- **DATA SUPPLIED**
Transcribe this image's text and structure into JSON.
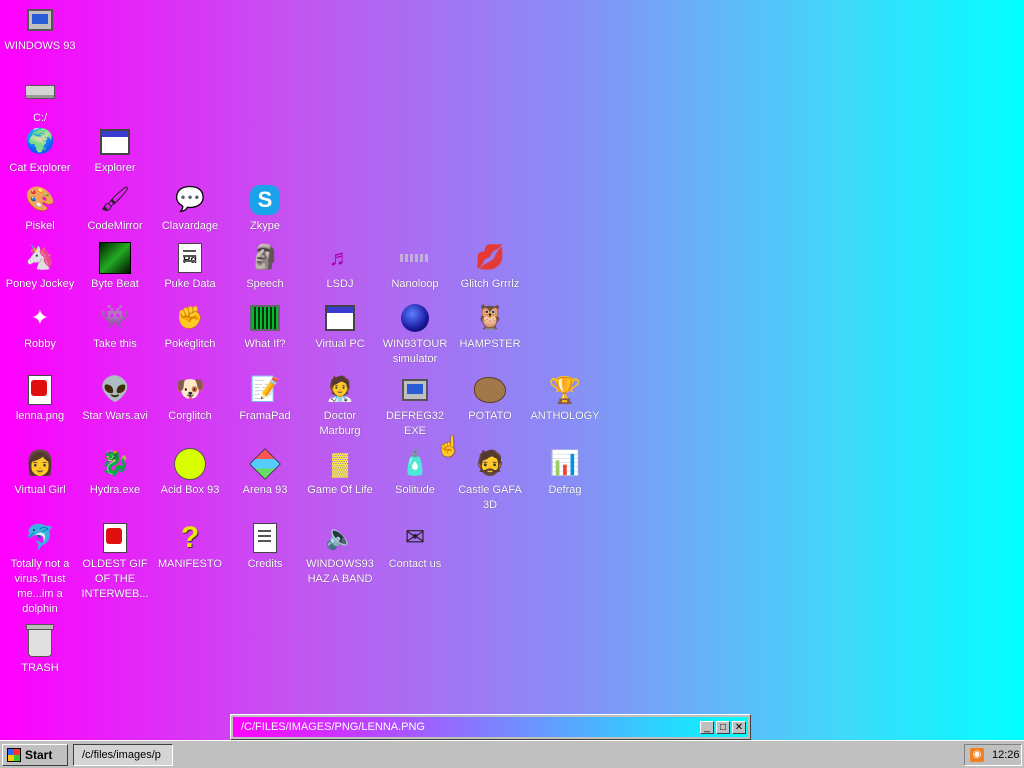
{
  "desktop": {
    "icons": [
      {
        "label": "WINDOWS 93",
        "icon": "computer-icon"
      },
      {
        "label": "C:/",
        "icon": "drive-icon"
      },
      {
        "label": "Cat Explorer",
        "icon": "cat-globe-icon"
      },
      {
        "label": "Explorer",
        "icon": "explorer-window-icon"
      },
      {
        "label": "Piskel",
        "icon": "paint-palette-icon"
      },
      {
        "label": "CodeMirror",
        "icon": "codemirror-icon"
      },
      {
        "label": "Clavardage",
        "icon": "chat-bubble-icon"
      },
      {
        "label": "Zkype",
        "icon": "zkype-icon"
      },
      {
        "label": "Poney Jockey",
        "icon": "pony-icon"
      },
      {
        "label": "Byte Beat",
        "icon": "bytebeat-icon"
      },
      {
        "label": "Puke Data",
        "icon": "pd-icon"
      },
      {
        "label": "Speech",
        "icon": "speech-face-icon"
      },
      {
        "label": "LSDJ",
        "icon": "lsdj-icon"
      },
      {
        "label": "Nanoloop",
        "icon": "nanoloop-icon"
      },
      {
        "label": "Glitch Grrrlz",
        "icon": "lips-icon"
      },
      {
        "label": "Robby",
        "icon": "robby-icon"
      },
      {
        "label": "Take this",
        "icon": "take-this-icon"
      },
      {
        "label": "Pokéglitch",
        "icon": "pokeglitch-icon"
      },
      {
        "label": "What If?",
        "icon": "what-if-icon"
      },
      {
        "label": "Virtual PC",
        "icon": "virtual-pc-icon"
      },
      {
        "label": "WIN93TOUR\nsimulator",
        "icon": "black-hole-icon"
      },
      {
        "label": "HAMPSTER",
        "icon": "hampster-icon"
      },
      {
        "label": "lenna.png",
        "icon": "image-file-icon"
      },
      {
        "label": "Star Wars.avi",
        "icon": "yoda-icon"
      },
      {
        "label": "Corglitch",
        "icon": "corgi-icon"
      },
      {
        "label": "FramaPad",
        "icon": "framapad-icon"
      },
      {
        "label": "Doctor\nMarburg",
        "icon": "doctor-icon"
      },
      {
        "label": "DEFREG32\nEXE",
        "icon": "defreg-icon"
      },
      {
        "label": "POTATO",
        "icon": "potato-icon"
      },
      {
        "label": "ANTHOLOGY",
        "icon": "trophy-icon"
      },
      {
        "label": "Virtual Girl",
        "icon": "virtual-girl-icon"
      },
      {
        "label": "Hydra.exe",
        "icon": "hydra-icon"
      },
      {
        "label": "Acid Box 93",
        "icon": "acid-smiley-icon"
      },
      {
        "label": "Arena 93",
        "icon": "cube-icon"
      },
      {
        "label": "Game Of Life",
        "icon": "game-of-life-icon"
      },
      {
        "label": "Solitude",
        "icon": "solitude-icon"
      },
      {
        "label": "Castle GAFA\n3D",
        "icon": "castle-face-icon"
      },
      {
        "label": "Defrag",
        "icon": "defrag-icon"
      },
      {
        "label": "Totally not a\nvirus.Trust\nme...im a\ndolphin",
        "icon": "dolphin-icon"
      },
      {
        "label": "OLDEST GIF\nOF THE\nINTERWEB...",
        "icon": "gif-file-icon"
      },
      {
        "label": "MANIFESTO",
        "icon": "question-mark-icon"
      },
      {
        "label": "Credits",
        "icon": "text-file-icon"
      },
      {
        "label": "WINDOWS93\nHAZ A BAND",
        "icon": "speaker-icon"
      },
      {
        "label": "Contact us",
        "icon": "contact-icon"
      },
      {
        "label": "TRASH",
        "icon": "trash-icon"
      }
    ]
  },
  "window_bar": {
    "title": "/C/FILES/IMAGES/PNG/LENNA.PNG",
    "minimize_glyph": "_",
    "maximize_glyph": "□",
    "close_glyph": "✕"
  },
  "taskbar": {
    "start_label": "Start",
    "task_item": "/c/files/images/p",
    "clock": "12:26",
    "rss_glyph": "◉"
  }
}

- **TASK GOAL**
Say how many lines of the records contain the word "text", and give no other output.

- **SOLUTION TO THIS TASK**
2